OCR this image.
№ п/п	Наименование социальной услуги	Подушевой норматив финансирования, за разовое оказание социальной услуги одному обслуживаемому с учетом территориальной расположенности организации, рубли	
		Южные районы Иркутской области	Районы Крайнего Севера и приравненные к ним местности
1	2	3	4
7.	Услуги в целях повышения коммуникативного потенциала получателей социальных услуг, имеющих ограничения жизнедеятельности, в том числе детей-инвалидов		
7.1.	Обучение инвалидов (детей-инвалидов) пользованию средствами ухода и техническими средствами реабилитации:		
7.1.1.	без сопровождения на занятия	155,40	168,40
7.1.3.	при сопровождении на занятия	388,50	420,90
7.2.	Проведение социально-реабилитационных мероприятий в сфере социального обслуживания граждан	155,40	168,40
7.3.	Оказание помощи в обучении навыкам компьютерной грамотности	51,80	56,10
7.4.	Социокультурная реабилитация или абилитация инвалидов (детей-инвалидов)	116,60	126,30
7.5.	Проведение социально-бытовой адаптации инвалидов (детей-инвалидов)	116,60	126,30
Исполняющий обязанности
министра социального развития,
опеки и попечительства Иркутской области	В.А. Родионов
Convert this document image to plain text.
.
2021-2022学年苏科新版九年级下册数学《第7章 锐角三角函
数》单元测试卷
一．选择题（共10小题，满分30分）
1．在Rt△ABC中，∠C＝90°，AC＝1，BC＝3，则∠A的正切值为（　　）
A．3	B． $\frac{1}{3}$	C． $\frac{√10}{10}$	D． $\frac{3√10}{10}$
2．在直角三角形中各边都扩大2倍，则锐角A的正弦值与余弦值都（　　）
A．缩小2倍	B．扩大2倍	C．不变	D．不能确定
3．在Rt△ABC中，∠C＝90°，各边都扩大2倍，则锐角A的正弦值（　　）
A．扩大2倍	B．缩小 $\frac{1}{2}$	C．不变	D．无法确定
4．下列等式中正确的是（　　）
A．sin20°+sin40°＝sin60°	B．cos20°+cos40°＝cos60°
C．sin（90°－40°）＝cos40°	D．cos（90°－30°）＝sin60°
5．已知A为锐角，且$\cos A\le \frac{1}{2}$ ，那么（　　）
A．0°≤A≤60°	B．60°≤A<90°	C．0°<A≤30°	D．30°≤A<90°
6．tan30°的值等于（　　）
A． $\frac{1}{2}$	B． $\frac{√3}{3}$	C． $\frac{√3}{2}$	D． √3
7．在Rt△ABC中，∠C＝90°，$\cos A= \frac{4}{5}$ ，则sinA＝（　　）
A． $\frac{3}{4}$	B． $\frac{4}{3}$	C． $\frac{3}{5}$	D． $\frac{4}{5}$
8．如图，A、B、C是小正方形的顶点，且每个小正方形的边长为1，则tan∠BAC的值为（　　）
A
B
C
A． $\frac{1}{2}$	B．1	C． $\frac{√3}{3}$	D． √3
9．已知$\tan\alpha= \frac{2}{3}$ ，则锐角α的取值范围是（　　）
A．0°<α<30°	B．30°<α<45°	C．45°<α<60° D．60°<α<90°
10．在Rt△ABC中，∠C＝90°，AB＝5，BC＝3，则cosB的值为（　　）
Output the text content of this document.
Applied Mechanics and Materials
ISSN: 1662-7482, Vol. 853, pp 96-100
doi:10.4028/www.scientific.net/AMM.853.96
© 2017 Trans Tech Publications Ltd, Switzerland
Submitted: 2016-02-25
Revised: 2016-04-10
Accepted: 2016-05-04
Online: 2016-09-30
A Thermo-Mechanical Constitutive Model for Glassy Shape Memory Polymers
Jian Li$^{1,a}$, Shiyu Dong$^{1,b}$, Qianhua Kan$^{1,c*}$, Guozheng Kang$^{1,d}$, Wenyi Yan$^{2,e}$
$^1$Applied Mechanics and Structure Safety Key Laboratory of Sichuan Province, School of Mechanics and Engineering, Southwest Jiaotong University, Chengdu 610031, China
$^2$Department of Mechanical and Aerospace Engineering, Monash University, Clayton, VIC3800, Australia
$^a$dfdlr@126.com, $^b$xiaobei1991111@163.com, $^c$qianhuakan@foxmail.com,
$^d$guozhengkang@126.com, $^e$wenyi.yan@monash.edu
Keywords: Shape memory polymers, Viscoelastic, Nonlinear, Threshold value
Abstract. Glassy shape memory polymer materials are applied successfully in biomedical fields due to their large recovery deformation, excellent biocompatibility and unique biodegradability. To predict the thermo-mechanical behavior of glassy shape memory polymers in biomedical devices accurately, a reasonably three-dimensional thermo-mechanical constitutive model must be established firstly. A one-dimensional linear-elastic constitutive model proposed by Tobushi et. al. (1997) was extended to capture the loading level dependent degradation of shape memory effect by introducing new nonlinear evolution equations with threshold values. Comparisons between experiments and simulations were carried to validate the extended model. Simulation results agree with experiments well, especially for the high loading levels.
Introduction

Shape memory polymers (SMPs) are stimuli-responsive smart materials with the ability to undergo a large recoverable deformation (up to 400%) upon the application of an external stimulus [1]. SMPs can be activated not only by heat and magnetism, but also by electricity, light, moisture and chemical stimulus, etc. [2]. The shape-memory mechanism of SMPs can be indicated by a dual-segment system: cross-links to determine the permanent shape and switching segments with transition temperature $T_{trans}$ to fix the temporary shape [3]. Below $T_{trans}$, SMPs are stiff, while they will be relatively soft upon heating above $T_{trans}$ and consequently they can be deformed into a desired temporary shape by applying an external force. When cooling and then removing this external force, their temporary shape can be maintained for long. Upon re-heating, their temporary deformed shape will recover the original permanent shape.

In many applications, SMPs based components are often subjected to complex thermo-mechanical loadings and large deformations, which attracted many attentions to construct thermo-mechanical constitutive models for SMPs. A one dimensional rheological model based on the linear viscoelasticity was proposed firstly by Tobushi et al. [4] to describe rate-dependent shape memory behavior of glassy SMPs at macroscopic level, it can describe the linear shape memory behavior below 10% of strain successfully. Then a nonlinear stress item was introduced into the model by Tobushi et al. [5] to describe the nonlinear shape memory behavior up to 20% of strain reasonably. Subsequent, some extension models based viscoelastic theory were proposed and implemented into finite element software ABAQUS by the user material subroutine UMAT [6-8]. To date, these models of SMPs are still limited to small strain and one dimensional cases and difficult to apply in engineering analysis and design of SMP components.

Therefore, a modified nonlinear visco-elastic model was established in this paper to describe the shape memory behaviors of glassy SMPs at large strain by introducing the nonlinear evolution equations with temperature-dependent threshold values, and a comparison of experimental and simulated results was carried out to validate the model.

» DIRECTIVE
All of the entries must be written out exactly as they stand.

» FINAL RESULT
OCR this image.
№ п/п	Наименование социальной услуги	Подушевой норматив финансирования, за разовое оказание социальной услуги одному обслуживаемому с учетом территориальной расположенности организации, рубли	
		Южные районы Иркутской области	Районы Крайнего Севера и приравненные к ним местности
1	2	3	4
7.	Услуги в целях повышения коммуникативного потенциала получателей социальных услуг, имеющих ограничения жизнедеятельности, в том числе детей-инвалидов		
7.1.	Обучение инвалидов (детей-инвалидов) пользованию средствами ухода и техническими средствами реабилитации:		
7.1.1.	без сопровождения на занятия	155,40	168,40
7.1.3.	при сопровождении на занятия	388,50	420,90
7.2.	Проведение социально-реабилитационных мероприятий в сфере социального обслуживания граждан	155,40	168,40
7.3.	Оказание помощи в обучении навыкам компьютерной грамотности	51,80	56,10
7.4.	Социокультурная реабилитация или абилитация инвалидов (детей-инвалидов)	116,60	126,30
7.5.	Проведение социально-бытовой адаптации инвалидов (детей-инвалидов)	116,60	126,30
Исполняющий обязанности
министра социального развития,
опеки и попечительства Иркутской области	В.А. Родионов
Convert this document image to plain text.
.
2021-2022学年苏科新版九年级下册数学《第7章 锐角三角函
数》单元测试卷
一．选择题（共10小题，满分30分）
1．在Rt△ABC中，∠C＝90°，AC＝1，BC＝3，则∠A的正切值为（　　）
A．3	B． $\frac{1}{3}$	C． $\frac{√10}{10}$	D． $\frac{3√10}{10}$
2．在直角三角形中各边都扩大2倍，则锐角A的正弦值与余弦值都（　　）
A．缩小2倍	B．扩大2倍	C．不变	D．不能确定
3．在Rt△ABC中，∠C＝90°，各边都扩大2倍，则锐角A的正弦值（　　）
A．扩大2倍	B．缩小 $\frac{1}{2}$	C．不变	D．无法确定
4．下列等式中正确的是（　　）
A．sin20°+sin40°＝sin60°	B．cos20°+cos40°＝cos60°
C．sin（90°－40°）＝cos40°	D．cos（90°－30°）＝sin60°
5．已知A为锐角，且$\cos A\le \frac{1}{2}$ ，那么（　　）
A．0°≤A≤60°	B．60°≤A<90°	C．0°<A≤30°	D．30°≤A<90°
6．tan30°的值等于（　　）
A． $\frac{1}{2}$	B． $\frac{√3}{3}$	C． $\frac{√3}{2}$	D． √3
7．在Rt△ABC中，∠C＝90°，$\cos A= \frac{4}{5}$ ，则sinA＝（　　）
A． $\frac{3}{4}$	B． $\frac{4}{3}$	C． $\frac{3}{5}$	D． $\frac{4}{5}$
8．如图，A、B、C是小正方形的顶点，且每个小正方形的边长为1，则tan∠BAC的值为（　　）
A
B
C
A． $\frac{1}{2}$	B．1	C． $\frac{√3}{3}$	D． √3
9．已知$\tan\alpha= \frac{2}{3}$ ，则锐角α的取值范围是（　　）
A．0°<α<30°	B．30°<α<45°	C．45°<α<60° D．60°<α<90°
10．在Rt△ABC中，∠C＝90°，AB＝5，BC＝3，则cosB的值为（　　）
Output the text content of this document.
Applied Mechanics and Materials
ISSN: 1662-7482, Vol. 853, pp 96-100
doi:10.4028/www.scientific.net/AMM.853.96
© 2017 Trans Tech Publications Ltd, Switzerland
Submitted: 2016-02-25
Revised: 2016-04-10
Accepted: 2016-05-04
Online: 2016-09-30
A Thermo-Mechanical Constitutive Model for Glassy Shape Memory Polymers
Jian Li$^{1,a}$, Shiyu Dong$^{1,b}$, Qianhua Kan$^{1,c*}$, Guozheng Kang$^{1,d}$, Wenyi Yan$^{2,e}$
$^1$Applied Mechanics and Structure Safety Key Laboratory of Sichuan Province, School of Mechanics and Engineering, Southwest Jiaotong University, Chengdu 610031, China
$^2$Department of Mechanical and Aerospace Engineering, Monash University, Clayton, VIC3800, Australia
$^a$dfdlr@126.com, $^b$xiaobei1991111@163.com, $^c$qianhuakan@foxmail.com,
$^d$guozhengkang@126.com, $^e$wenyi.yan@monash.edu
Keywords: Shape memory polymers, Viscoelastic, Nonlinear, Threshold value
Abstract. Glassy shape memory polymer materials are applied successfully in biomedical fields due to their large recovery deformation, excellent biocompatibility and unique biodegradability. To predict the thermo-mechanical behavior of glassy shape memory polymers in biomedical devices accurately, a reasonably three-dimensional thermo-mechanical constitutive model must be established firstly. A one-dimensional linear-elastic constitutive model proposed by Tobushi et. al. (1997) was extended to capture the loading level dependent degradation of shape memory effect by introducing new nonlinear evolution equations with threshold values. Comparisons between experiments and simulations were carried to validate the extended model. Simulation results agree with experiments well, especially for the high loading levels.
Introduction

Shape memory polymers (SMPs) are stimuli-responsive smart materials with the ability to undergo a large recoverable deformation (up to 400%) upon the application of an external stimulus [1]. SMPs can be activated not only by heat and magnetism, but also by electricity, light, moisture and chemical stimulus, etc. [2]. The shape-memory mechanism of SMPs can be indicated by a dual-segment system: cross-links to determine the permanent shape and switching segments with transition temperature $T_{trans}$ to fix the temporary shape [3]. Below $T_{trans}$, SMPs are stiff, while they will be relatively soft upon heating above $T_{trans}$ and consequently they can be deformed into a desired temporary shape by applying an external force. When cooling and then removing this external force, their temporary shape can be maintained for long. Upon re-heating, their temporary deformed shape will recover the original permanent shape.

In many applications, SMPs based components are often subjected to complex thermo-mechanical loadings and large deformations, which attracted many attentions to construct thermo-mechanical constitutive models for SMPs. A one dimensional rheological model based on the linear viscoelasticity was proposed firstly by Tobushi et al. [4] to describe rate-dependent shape memory behavior of glassy SMPs at macroscopic level, it can describe the linear shape memory behavior below 10% of strain successfully. Then a nonlinear stress item was introduced into the model by Tobushi et al. [5] to describe the nonlinear shape memory behavior up to 20% of strain reasonably. Subsequent, some extension models based viscoelastic theory were proposed and implemented into finite element software ABAQUS by the user material subroutine UMAT [6-8]. To date, these models of SMPs are still limited to small strain and one dimensional cases and difficult to apply in engineering analysis and design of SMP components.

Therefore, a modified nonlinear visco-elastic model was established in this paper to describe the shape memory behaviors of glassy SMPs at large strain by introducing the nonlinear evolution equations with temperature-dependent threshold values, and a comparison of experimental and simulated results was carried out to validate the model.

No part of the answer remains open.